RECORDS TO PROCESS =

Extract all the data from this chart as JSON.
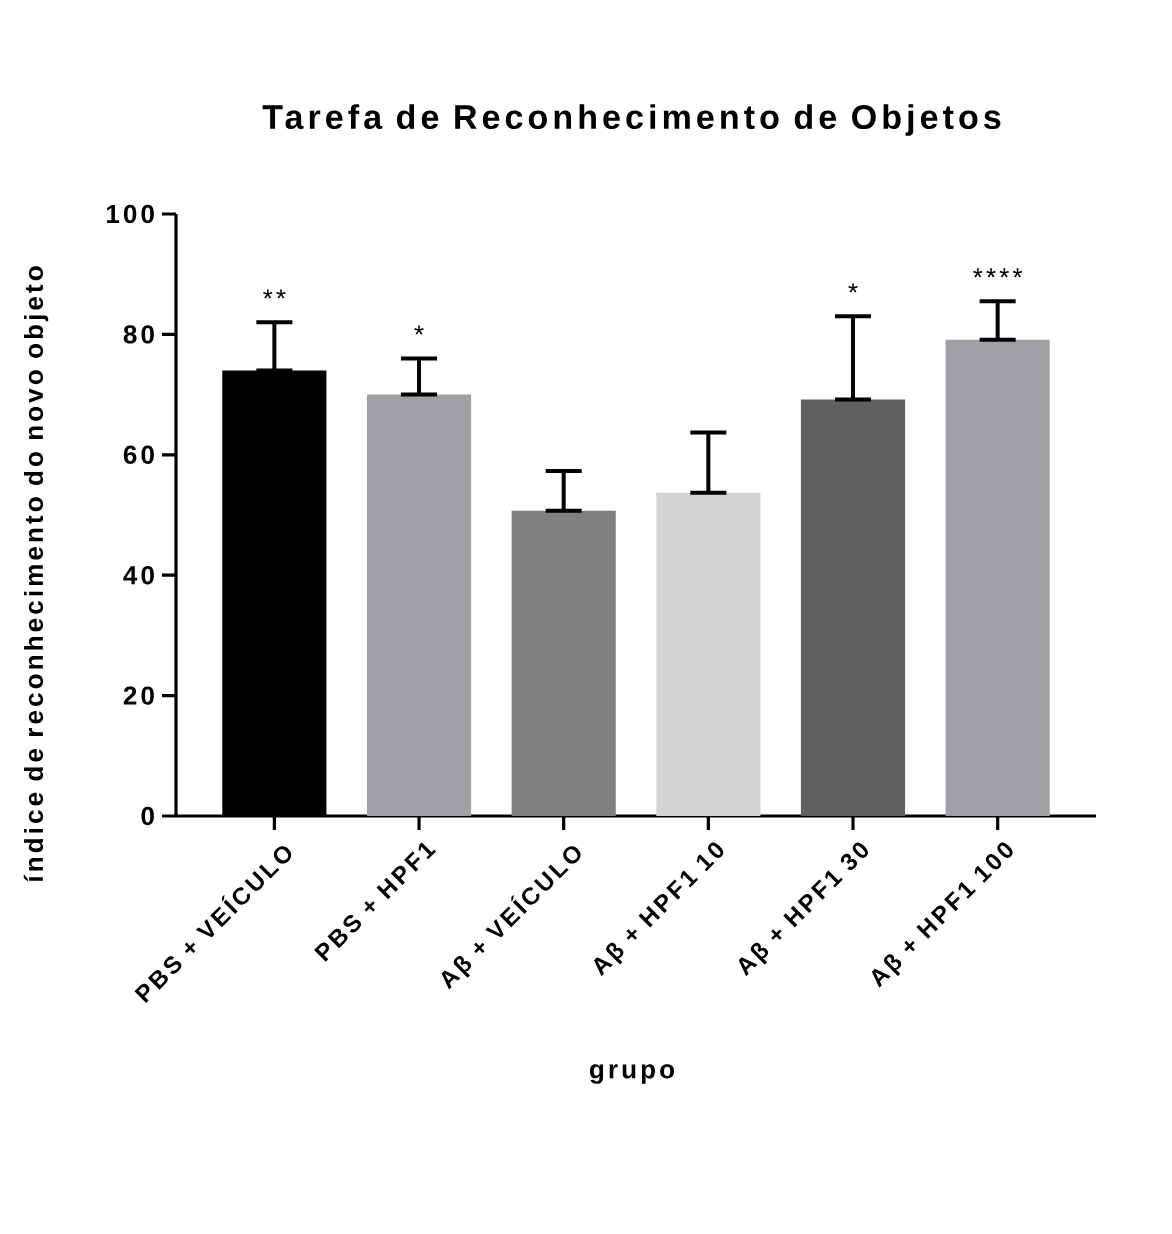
{
  "chart_data": {
    "type": "bar",
    "title": "Tarefa de Reconhecimento de Objetos",
    "xlabel": "grupo",
    "ylabel": "índice de reconhecimento do novo objeto",
    "categories": [
      "PBS + VEÍCULO",
      "PBS + HPF1",
      "Aβ + VEÍCULO",
      "Aβ + HPF1 10",
      "Aβ + HPF1 30",
      "Aβ + HPF1 100"
    ],
    "values": [
      74,
      70,
      50.7,
      53.7,
      69.2,
      79.1
    ],
    "colors": [
      "#000000",
      "#a0a0a4",
      "#808080",
      "#d3d3d3",
      "#606060",
      "#a0a0a4"
    ],
    "errors": [
      [
        74,
        82
      ],
      [
        70,
        76
      ],
      [
        50.7,
        57.3
      ],
      [
        53.7,
        63.7
      ],
      [
        69.2,
        83
      ],
      [
        79.1,
        85.5
      ]
    ],
    "ylim": [
      0,
      100
    ],
    "yticks": [
      0,
      20,
      40,
      60,
      80,
      100
    ],
    "grid": false,
    "annotations": [
      {
        "text": "**",
        "x": "PBS + VEÍCULO",
        "y": 82
      },
      {
        "text": "*",
        "x": "PBS + HPF1",
        "y": 76
      },
      {
        "text": "*",
        "x": "Aβ + HPF1 30",
        "y": 83
      },
      {
        "text": "****",
        "x": "Aβ + HPF1 100",
        "y": 85.5
      }
    ]
  }
}
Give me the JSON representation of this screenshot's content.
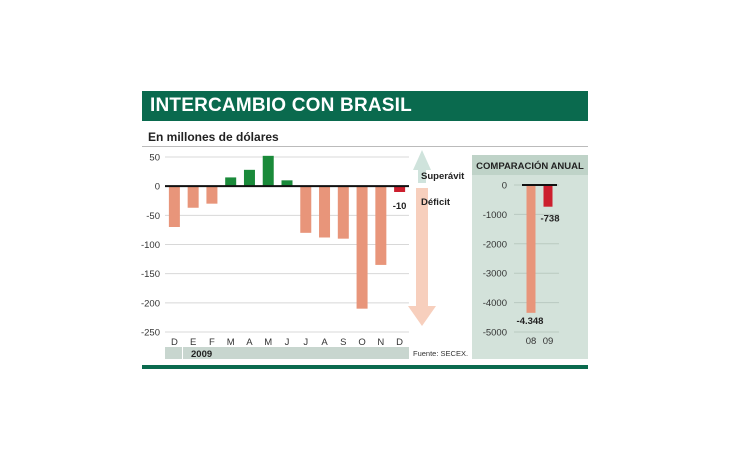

WHAT IS BEING ASKED = From the data, collect all lines where the string "JSON" appears.

TASK ANSWER =
Extract all the data from this chart as JSON.
Give me the JSON representation of this screenshot's content.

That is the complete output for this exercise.